* Written request *
State only the number of lines that contain the string "Time".
***
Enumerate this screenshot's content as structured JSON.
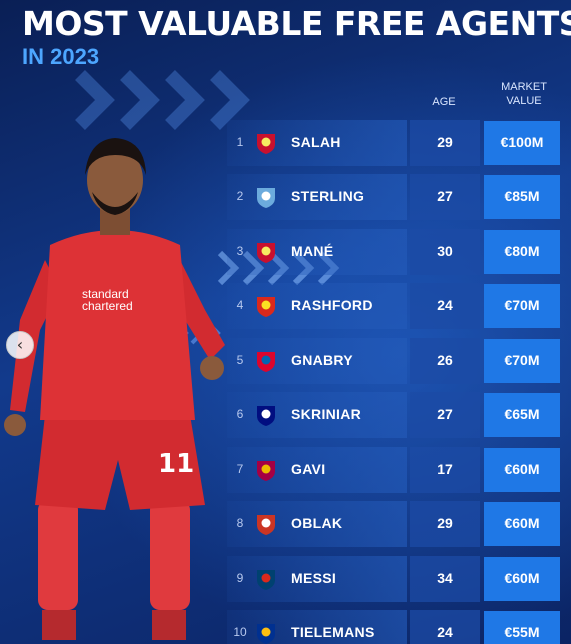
{
  "header": {
    "title": "MOST VALUABLE FREE AGENTS",
    "subtitle": "IN 2023"
  },
  "columns": {
    "age": "AGE",
    "market_value": "MARKET VALUE"
  },
  "colors": {
    "background": "#0d2a6b",
    "accent_blue": "#4da6ff",
    "value_box": "#1f78e6",
    "liverpool": "#c8102e",
    "man_city": "#6cabdd",
    "man_utd": "#da291c",
    "bayern": "#dc052d",
    "inter": "#010e80",
    "barcelona": "#a50044",
    "atletico": "#cb3524",
    "psg": "#004170",
    "leicester": "#003090"
  },
  "players": [
    {
      "rank": "1",
      "name": "SALAH",
      "age": "29",
      "value": "€100M",
      "club_icon": "liverpool-crest-icon"
    },
    {
      "rank": "2",
      "name": "STERLING",
      "age": "27",
      "value": "€85M",
      "club_icon": "man-city-crest-icon"
    },
    {
      "rank": "3",
      "name": "MANÉ",
      "age": "30",
      "value": "€80M",
      "club_icon": "liverpool-crest-icon"
    },
    {
      "rank": "4",
      "name": "RASHFORD",
      "age": "24",
      "value": "€70M",
      "club_icon": "man-utd-crest-icon"
    },
    {
      "rank": "5",
      "name": "GNABRY",
      "age": "26",
      "value": "€70M",
      "club_icon": "bayern-crest-icon"
    },
    {
      "rank": "6",
      "name": "SKRINIAR",
      "age": "27",
      "value": "€65M",
      "club_icon": "inter-crest-icon"
    },
    {
      "rank": "7",
      "name": "GAVI",
      "age": "17",
      "value": "€60M",
      "club_icon": "barcelona-crest-icon"
    },
    {
      "rank": "8",
      "name": "OBLAK",
      "age": "29",
      "value": "€60M",
      "club_icon": "atletico-crest-icon"
    },
    {
      "rank": "9",
      "name": "MESSI",
      "age": "34",
      "value": "€60M",
      "club_icon": "psg-crest-icon"
    },
    {
      "rank": "10",
      "name": "TIELEMANS",
      "age": "24",
      "value": "€55M",
      "club_icon": "leicester-crest-icon"
    }
  ],
  "player_photo": {
    "sponsor_line1": "standard",
    "sponsor_line2": "chartered",
    "shirt_number": "11"
  },
  "carousel": {
    "prev_icon": "chevron-left-icon"
  }
}
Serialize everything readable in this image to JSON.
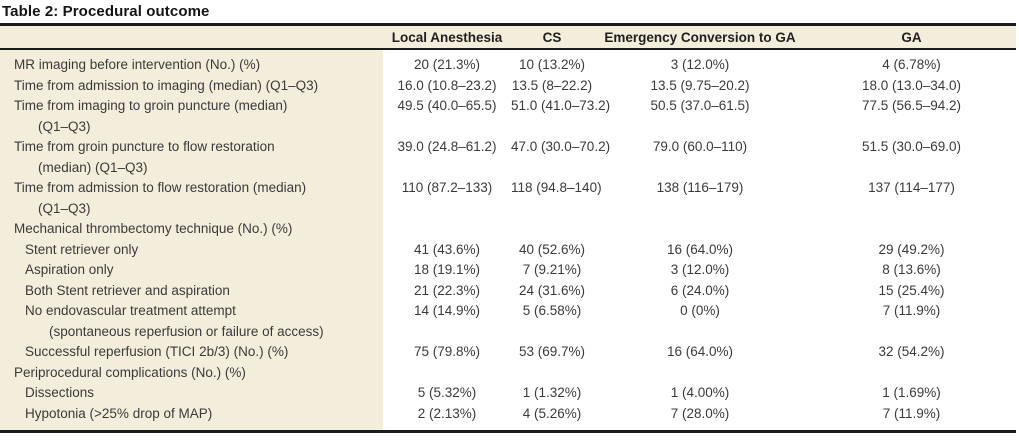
{
  "title": "Table 2: Procedural outcome",
  "colors": {
    "band_beige": "#f3eedb",
    "rule_black": "#1c1c1c",
    "text": "#3a3a3a"
  },
  "table": {
    "columns": [
      "",
      "Local Anesthesia",
      "CS",
      "Emergency Conversion to GA",
      "GA"
    ],
    "rows": [
      {
        "label": "MR imaging before intervention (No.) (%)",
        "indent": 0,
        "values": [
          "20 (21.3%)",
          "10 (13.2%)",
          "3 (12.0%)",
          "4 (6.78%)"
        ]
      },
      {
        "label": "Time from admission to imaging (median) (Q1–Q3)",
        "indent": 0,
        "values": [
          "16.0 (10.8–23.2)",
          "13.5 (8–22.2)",
          "13.5 (9.75–20.2)",
          "18.0 (13.0–34.0)"
        ]
      },
      {
        "label": "Time from imaging to groin puncture (median)",
        "label2": "(Q1–Q3)",
        "indent": 0,
        "values": [
          "49.5 (40.0–65.5)",
          "51.0 (41.0–73.2)",
          "50.5 (37.0–61.5)",
          "77.5 (56.5–94.2)"
        ]
      },
      {
        "label": "Time from groin puncture to flow restoration",
        "label2": "(median) (Q1–Q3)",
        "indent": 0,
        "values": [
          "39.0 (24.8–61.2)",
          "47.0 (30.0–70.2)",
          "79.0 (60.0–110)",
          "51.5 (30.0–69.0)"
        ]
      },
      {
        "label": "Time from admission to flow restoration (median)",
        "label2": "(Q1–Q3)",
        "indent": 0,
        "values": [
          "110 (87.2–133)",
          "118 (94.8–140)",
          "138 (116–179)",
          "137 (114–177)"
        ]
      },
      {
        "label": "Mechanical thrombectomy technique (No.) (%)",
        "indent": 0,
        "values": [
          "",
          "",
          "",
          ""
        ]
      },
      {
        "label": "Stent retriever only",
        "indent": 1,
        "values": [
          "41 (43.6%)",
          "40 (52.6%)",
          "16 (64.0%)",
          "29 (49.2%)"
        ]
      },
      {
        "label": "Aspiration only",
        "indent": 1,
        "values": [
          "18 (19.1%)",
          "7 (9.21%)",
          "3 (12.0%)",
          "8 (13.6%)"
        ]
      },
      {
        "label": "Both Stent retriever and aspiration",
        "indent": 1,
        "values": [
          "21 (22.3%)",
          "24 (31.6%)",
          "6 (24.0%)",
          "15 (25.4%)"
        ]
      },
      {
        "label": "No endovascular treatment attempt",
        "label2": "(spontaneous reperfusion or failure of access)",
        "indent": 1,
        "values": [
          "14 (14.9%)",
          "5 (6.58%)",
          "0 (0%)",
          "7 (11.9%)"
        ]
      },
      {
        "label": "Successful reperfusion (TICI 2b/3) (No.) (%)",
        "indent": 1,
        "values": [
          "75 (79.8%)",
          "53 (69.7%)",
          "16 (64.0%)",
          "32 (54.2%)"
        ]
      },
      {
        "label": "Periprocedural complications (No.) (%)",
        "indent": 0,
        "values": [
          "",
          "",
          "",
          ""
        ]
      },
      {
        "label": "Dissections",
        "indent": 1,
        "values": [
          "5 (5.32%)",
          "1 (1.32%)",
          "1 (4.00%)",
          "1 (1.69%)"
        ]
      },
      {
        "label": "Hypotonia (>25% drop of MAP)",
        "indent": 1,
        "values": [
          "2 (2.13%)",
          "4 (5.26%)",
          "7 (28.0%)",
          "7 (11.9%)"
        ]
      }
    ]
  }
}
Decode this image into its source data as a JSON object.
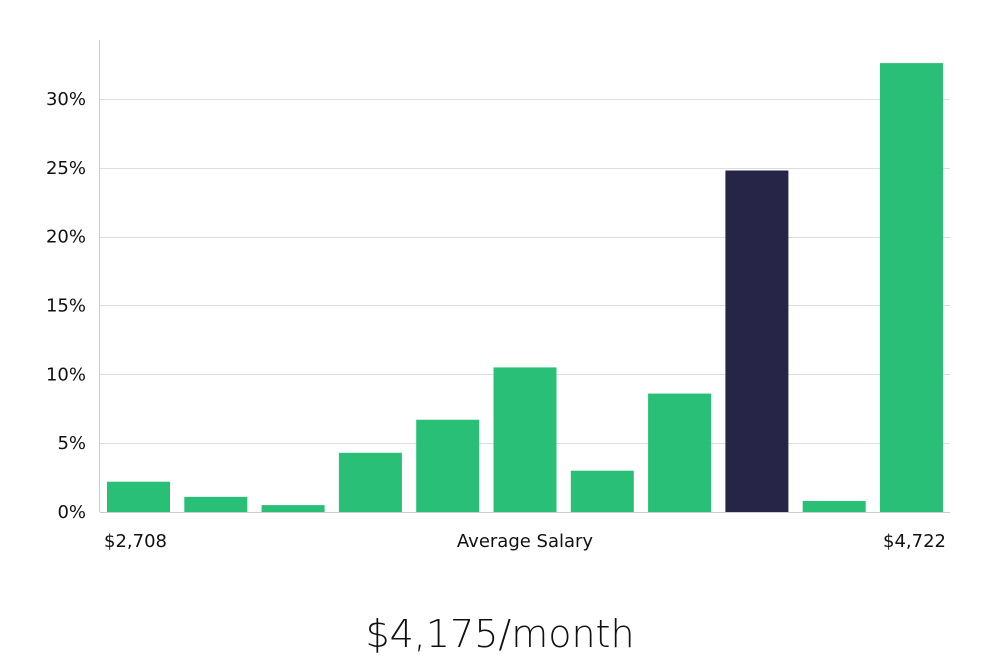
{
  "chart_data": {
    "type": "bar",
    "title": "",
    "xlabel": "Average Salary",
    "ylabel": "",
    "x_range_labels": {
      "min": "$2,708",
      "max": "$4,722"
    },
    "y_ticks": [
      "0%",
      "5%",
      "10%",
      "15%",
      "20%",
      "25%",
      "30%"
    ],
    "ylim": [
      0,
      34
    ],
    "y_unit": "%",
    "values": [
      2.2,
      1.1,
      0.5,
      4.3,
      6.7,
      10.5,
      3.0,
      8.6,
      24.8,
      0.8,
      32.6
    ],
    "highlight_index": 8,
    "colors": {
      "bar": "#2abf77",
      "highlight": "#272547",
      "grid": "#dddddd",
      "axis": "#cccccc",
      "text": "#111111"
    },
    "grid": true
  },
  "summary": {
    "value_text": "$4,175/month"
  }
}
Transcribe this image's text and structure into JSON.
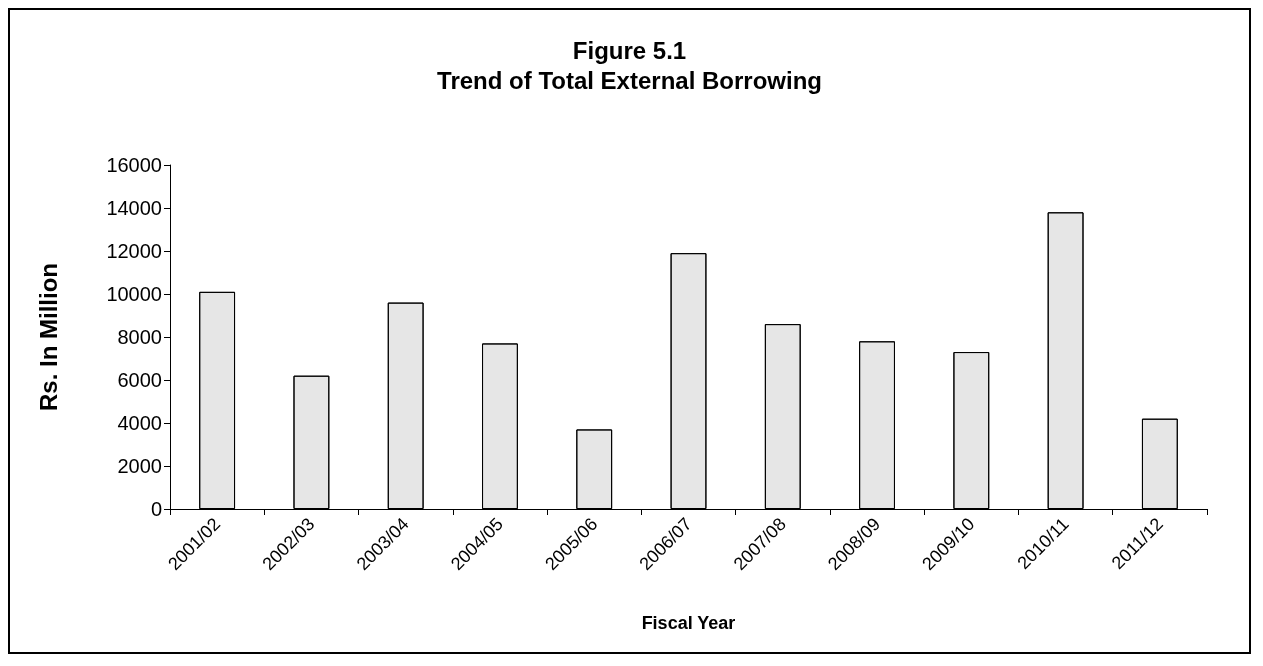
***
* Task answer *
4